_Stated task_
Each entry that follows is to be retyped exactly. Pictures do not belong in the copy.

* * * * *

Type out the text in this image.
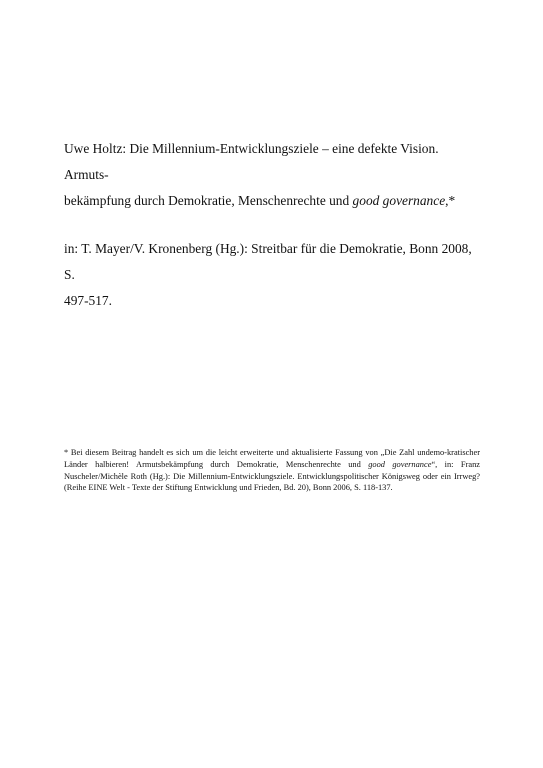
Uwe Holtz: Die Millennium-Entwicklungsziele – eine defekte Vision. Armuts-
bekämpfung durch Demokratie, Menschenrechte und good governance,*

in: T. Mayer/V. Kronenberg (Hg.): Streitbar für die Demokratie, Bonn 2008, S.
497-517.

* Bei diesem Beitrag handelt es sich um die leicht erweiterte und aktualisierte Fassung von „Die Zahl undemo-kratischer Länder halbieren! Armutsbekämpfung durch Demokratie, Menschenrechte und good governance“, in: Franz Nuscheler/Michèle Roth (Hg.): Die Millennium-Entwicklungsziele. Entwicklungspolitischer Königsweg oder ein Irrweg? (Reihe EINE Welt - Texte der Stiftung Entwicklung und Frieden, Bd. 20), Bonn 2006, S. 118-137.
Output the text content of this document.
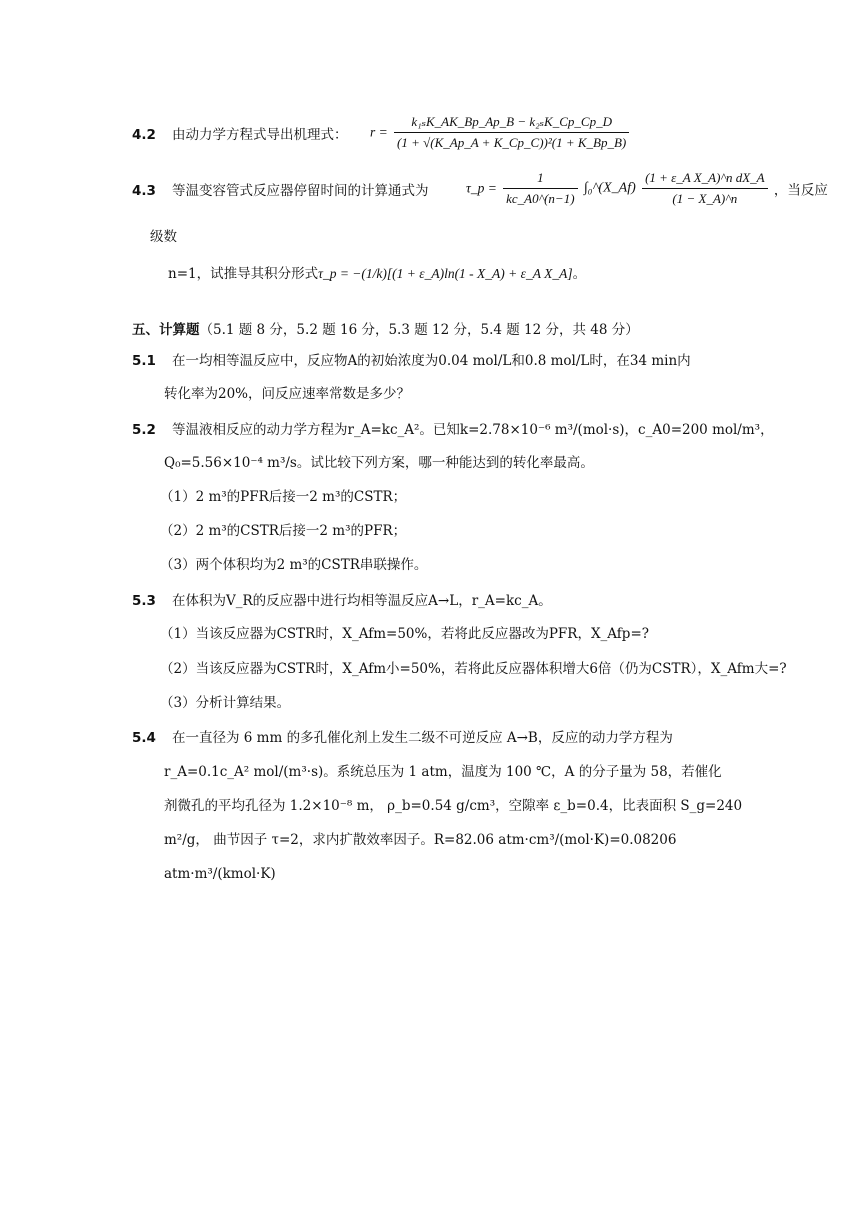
4.2 由动力学方程式导出机理式： $r = \frac{\text{k₁ₛK\_AK\_Bp\_Ap\_B − k₂ₛK\_Cp\_Cp\_D}}{\text{(1 + √(K\_Ap\_A + K\_Cp\_C))²(1 + K\_Bp\_B)}}$
4.3 等温变容管式反应器停留时间的计算通式为	τ_p = $\frac{1}{kc\_A0\^{}(n-1)}$ ∫₀^(X_Af) $\frac{\text{(1 + ε\_A X\_A)\textasciicircum{}n dX\_A}}{(1 - X\_A)\^{}n}$ ，当反应
级数
n=1，试推导其积分形式τ_p = −(1/k)[(1 + ε_A)ln(1 - X_A) + ε_A X_A]。
五、计算题（5.1 题 8 分，5.2 题 16 分，5.3 题 12 分，5.4 题 12 分，共 48 分）
5.1 在一均相等温反应中，反应物A的初始浓度为0.04 mol/L和0.8 mol/L时，在34 min内
转化率为20%，问反应速率常数是多少？
5.2 等温液相反应的动力学方程为r_A=kc_A²。已知k=2.78×10⁻⁶ m³/(mol·s)，c_A0=200 mol/m³，
Q₀=5.56×10⁻⁴ m³/s。试比较下列方案，哪一种能达到的转化率最高。
（1）2 m³的PFR后接一2 m³的CSTR；
（2）2 m³的CSTR后接一2 m³的PFR；
（3）两个体积均为2 m³的CSTR串联操作。
5.3 在体积为V_R的反应器中进行均相等温反应A→L，r_A=kc_A。
（1）当该反应器为CSTR时，X_Afm=50%，若将此反应器改为PFR，X_Afp=?
（2）当该反应器为CSTR时，X_Afm小=50%，若将此反应器体积增大6倍（仍为CSTR），X_Afm大=?
（3）分析计算结果。
5.4 在一直径为 6 mm 的多孔催化剂上发生二级不可逆反应 A→B，反应的动力学方程为
r_A=0.1c_A² mol/(m³·s)。系统总压为 1 atm，温度为 100 ℃，A 的分子量为 58，若催化
剂微孔的平均孔径为 1.2×10⁻⁸ m， ρ_b=0.54 g/cm³，空隙率 ε_b=0.4，比表面积 S_g=240
m²/g， 曲节因子 τ=2，求内扩散效率因子。R=82.06 atm·cm³/(mol·K)=0.08206
atm·m³/(kmol·K)
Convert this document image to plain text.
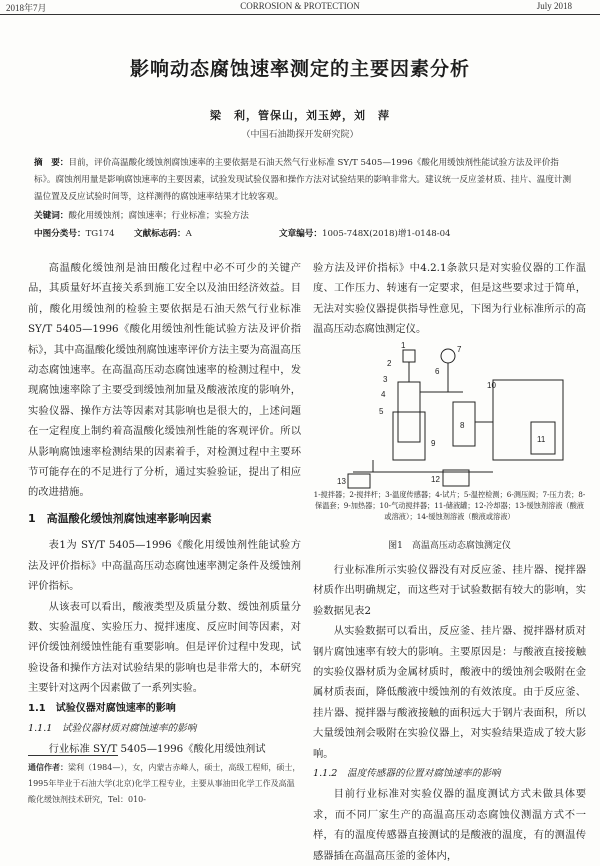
2018年7月	CORROSION & PROTECTION	July 2018
影响动态腐蚀速率测定的主要因素分析
梁　利，管保山，刘玉婷，刘　萍
（中国石油勘探开发研究院）
摘　要：目前，评价高温酸化缓蚀剂腐蚀速率的主要依据是石油天然气行业标准 SY/T 5405—1996《酸化用缓蚀剂性能试验方法及评价指标》。腐蚀剂用量是影响腐蚀速率的主要因素，试验发现试验仪器和操作方法对试验结果的影响非常大。建议统一反应釜材质、挂片、温度计测温位置及反应试验时间等，这样测得的腐蚀速率结果才比较客观。
关键词：酸化用缓蚀剂；腐蚀速率；行业标准；实验方法
中图分类号：TG174 文献标志码：A	文章编号：1005-748X(2018)增1-0148-04

高温酸化缓蚀剂是油田酸化过程中必不可少的关键产品，其质量好坏直接关系到施工安全以及油田经济效益。目前，酸化用缓蚀剂的检验主要依据是石油天然气行业标准 SY/T 5405—1996《酸化用缓蚀剂性能试验方法及评价指标》，其中高温酸化缓蚀剂腐蚀速率评价方法主要为高温高压动态腐蚀速率。在高温高压动态腐蚀速率的检测过程中，发现腐蚀速率除了主要受到缓蚀剂加量及酸液浓度的影响外，实验仪器、操作方法等因素对其影响也是很大的，上述问题在一定程度上制约着高温酸化缓蚀剂性能的客观评价。所以从影响腐蚀速率检测结果的因素着手，对检测过程中主要环节可能存在的不足进行了分析，通过实验验证，提出了相应的改进措施。

1　高温酸化缓蚀剂腐蚀速率影响因素

表1为 SY/T 5405—1996《酸化用缓蚀剂性能试验方法及评价指标》中高温高压动态腐蚀速率测定条件及缓蚀剂评价指标。

从该表可以看出，酸液类型及质量分数、缓蚀剂质量分数、实验温度、实验压力、搅拌速度、反应时间等因素，对评价缓蚀剂缓蚀性能有重要影响。但是评价过程中发现，试验设备和操作方法对试验结果的影响也是非常大的，本研究主要针对这两个因素做了一系列实验。

1.1　试验仪器对腐蚀速率的影响

1.1.1　试验仪器材质对腐蚀速率的影响

行业标准 SY/T 5405—1996《酸化用缓蚀剂试

验方法及评价指标》中4.2.1条款只是对实验仪器的工作温度、工作压力、转速有一定要求，但是这些要求过于简单，无法对实验仪器提供指导性意见，下图为行业标准所示的高温高压动态腐蚀测定仪。

1
2
3
4
5
6
7
8
9
10
11
12
13
1-搅拌器；2-搅拌杆；3-温度传感器；4-试片；5-温控检测；6-测压阀；7-压力表；8-保温套；9-加热器；10-气动搅拌器；11-储液罐；12-冷却器；13-缓蚀剂溶液（酸液或溶液）；14-缓蚀剂溶液（酸液或溶液）
图1　高温高压动态腐蚀测定仪

行业标准所示实验仪器没有对反应釜、挂片器、搅拌器材质作出明确规定，而这些对于试验数据有较大的影响，实验数据见表2

从实验数据可以看出，反应釜、挂片器、搅拌器材质对钢片腐蚀速率有较大的影响。主要原因是：与酸液直接接触的实验仪器材质为金属材质时，酸液中的缓蚀剂会吸附在金属材质表面，降低酸液中缓蚀剂的有效浓度。由于反应釜、挂片器、搅拌器与酸液接触的面积远大于钢片表面积，所以大量缓蚀剂会吸附在实验仪器上，对实验结果造成了较大影响。

1.1.2　温度传感器的位置对腐蚀速率的影响

目前行业标准对实验仪器的温度测试方式未做具体要求，而不同厂家生产的高温高压动态腐蚀仪测温方式不一样，有的温度传感器直接测试的是酸液的温度，有的测温传感器插在高温高压釜的釜体内，

通信作者：梁利（1984—），女，内蒙古赤峰人，硕士，高级工程师，硕士，1995年毕业于石油大学(北京)化学工程专业，主要从事油田化学工作及高温酸化缓蚀剂技术研究，Tel：010-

* * * * *

_Complete answer_
Type out the text in this image.
Uwe Holtz: Die Millennium-Entwicklungsziele – eine defekte Vision. Armuts-
bekämpfung durch Demokratie, Menschenrechte und good governance,*

in: T. Mayer/V. Kronenberg (Hg.): Streitbar für die Demokratie, Bonn 2008, S.
497-517.

* Bei diesem Beitrag handelt es sich um die leicht erweiterte und aktualisierte Fassung von „Die Zahl undemo-kratischer Länder halbieren! Armutsbekämpfung durch Demokratie, Menschenrechte und good governance“, in: Franz Nuscheler/Michèle Roth (Hg.): Die Millennium-Entwicklungsziele. Entwicklungspolitischer Königsweg oder ein Irrweg? (Reihe EINE Welt - Texte der Stiftung Entwicklung und Frieden, Bd. 20), Bonn 2006, S. 118-137.
Output the text content of this document.
4.2 由动力学方程式导出机理式： $r = \frac{\text{k₁ₛK\_AK\_Bp\_Ap\_B − k₂ₛK\_Cp\_Cp\_D}}{\text{(1 + √(K\_Ap\_A + K\_Cp\_C))²(1 + K\_Bp\_B)}}$
4.3 等温变容管式反应器停留时间的计算通式为	τ_p = $\frac{1}{kc\_A0\^{}(n-1)}$ ∫₀^(X_Af) $\frac{\text{(1 + ε\_A X\_A)\textasciicircum{}n dX\_A}}{(1 - X\_A)\^{}n}$ ，当反应
级数
n=1，试推导其积分形式τ_p = −(1/k)[(1 + ε_A)ln(1 - X_A) + ε_A X_A]。
五、计算题（5.1 题 8 分，5.2 题 16 分，5.3 题 12 分，5.4 题 12 分，共 48 分）
5.1 在一均相等温反应中，反应物A的初始浓度为0.04 mol/L和0.8 mol/L时，在34 min内
转化率为20%，问反应速率常数是多少？
5.2 等温液相反应的动力学方程为r_A=kc_A²。已知k=2.78×10⁻⁶ m³/(mol·s)，c_A0=200 mol/m³，
Q₀=5.56×10⁻⁴ m³/s。试比较下列方案，哪一种能达到的转化率最高。
（1）2 m³的PFR后接一2 m³的CSTR；
（2）2 m³的CSTR后接一2 m³的PFR；
（3）两个体积均为2 m³的CSTR串联操作。
5.3 在体积为V_R的反应器中进行均相等温反应A→L，r_A=kc_A。
（1）当该反应器为CSTR时，X_Afm=50%，若将此反应器改为PFR，X_Afp=?
（2）当该反应器为CSTR时，X_Afm小=50%，若将此反应器体积增大6倍（仍为CSTR），X_Afm大=?
（3）分析计算结果。
5.4 在一直径为 6 mm 的多孔催化剂上发生二级不可逆反应 A→B，反应的动力学方程为
r_A=0.1c_A² mol/(m³·s)。系统总压为 1 atm，温度为 100 ℃，A 的分子量为 58，若催化
剂微孔的平均孔径为 1.2×10⁻⁸ m， ρ_b=0.54 g/cm³，空隙率 ε_b=0.4，比表面积 S_g=240
m²/g， 曲节因子 τ=2，求内扩散效率因子。R=82.06 atm·cm³/(mol·K)=0.08206
atm·m³/(kmol·K)
Convert this document image to plain text.
2018年7月	CORROSION & PROTECTION	July 2018
影响动态腐蚀速率测定的主要因素分析
梁　利，管保山，刘玉婷，刘　萍
（中国石油勘探开发研究院）
摘　要：目前，评价高温酸化缓蚀剂腐蚀速率的主要依据是石油天然气行业标准 SY/T 5405—1996《酸化用缓蚀剂性能试验方法及评价指标》。腐蚀剂用量是影响腐蚀速率的主要因素，试验发现试验仪器和操作方法对试验结果的影响非常大。建议统一反应釜材质、挂片、温度计测温位置及反应试验时间等，这样测得的腐蚀速率结果才比较客观。
关键词：酸化用缓蚀剂；腐蚀速率；行业标准；实验方法
中图分类号：TG174 文献标志码：A	文章编号：1005-748X(2018)增1-0148-04

高温酸化缓蚀剂是油田酸化过程中必不可少的关键产品，其质量好坏直接关系到施工安全以及油田经济效益。目前，酸化用缓蚀剂的检验主要依据是石油天然气行业标准 SY/T 5405—1996《酸化用缓蚀剂性能试验方法及评价指标》，其中高温酸化缓蚀剂腐蚀速率评价方法主要为高温高压动态腐蚀速率。在高温高压动态腐蚀速率的检测过程中，发现腐蚀速率除了主要受到缓蚀剂加量及酸液浓度的影响外，实验仪器、操作方法等因素对其影响也是很大的，上述问题在一定程度上制约着高温酸化缓蚀剂性能的客观评价。所以从影响腐蚀速率检测结果的因素着手，对检测过程中主要环节可能存在的不足进行了分析，通过实验验证，提出了相应的改进措施。

1　高温酸化缓蚀剂腐蚀速率影响因素

表1为 SY/T 5405—1996《酸化用缓蚀剂性能试验方法及评价指标》中高温高压动态腐蚀速率测定条件及缓蚀剂评价指标。

从该表可以看出，酸液类型及质量分数、缓蚀剂质量分数、实验温度、实验压力、搅拌速度、反应时间等因素，对评价缓蚀剂缓蚀性能有重要影响。但是评价过程中发现，试验设备和操作方法对试验结果的影响也是非常大的，本研究主要针对这两个因素做了一系列实验。

1.1　试验仪器对腐蚀速率的影响

1.1.1　试验仪器材质对腐蚀速率的影响

行业标准 SY/T 5405—1996《酸化用缓蚀剂试

验方法及评价指标》中4.2.1条款只是对实验仪器的工作温度、工作压力、转速有一定要求，但是这些要求过于简单，无法对实验仪器提供指导性意见，下图为行业标准所示的高温高压动态腐蚀测定仪。

1
2
3
4
5
6
7
8
9
10
11
12
13
1-搅拌器；2-搅拌杆；3-温度传感器；4-试片；5-温控检测；6-测压阀；7-压力表；8-保温套；9-加热器；10-气动搅拌器；11-储液罐；12-冷却器；13-缓蚀剂溶液（酸液或溶液）；14-缓蚀剂溶液（酸液或溶液）
图1　高温高压动态腐蚀测定仪

行业标准所示实验仪器没有对反应釜、挂片器、搅拌器材质作出明确规定，而这些对于试验数据有较大的影响，实验数据见表2

从实验数据可以看出，反应釜、挂片器、搅拌器材质对钢片腐蚀速率有较大的影响。主要原因是：与酸液直接接触的实验仪器材质为金属材质时，酸液中的缓蚀剂会吸附在金属材质表面，降低酸液中缓蚀剂的有效浓度。由于反应釜、挂片器、搅拌器与酸液接触的面积远大于钢片表面积，所以大量缓蚀剂会吸附在实验仪器上，对实验结果造成了较大影响。

1.1.2　温度传感器的位置对腐蚀速率的影响

目前行业标准对实验仪器的温度测试方式未做具体要求，而不同厂家生产的高温高压动态腐蚀仪测温方式不一样，有的温度传感器直接测试的是酸液的温度，有的测温传感器插在高温高压釜的釜体内，

通信作者：梁利（1984—），女，内蒙古赤峰人，硕士，高级工程师，硕士，1995年毕业于石油大学(北京)化学工程专业，主要从事油田化学工作及高温酸化缓蚀剂技术研究，Tel：010-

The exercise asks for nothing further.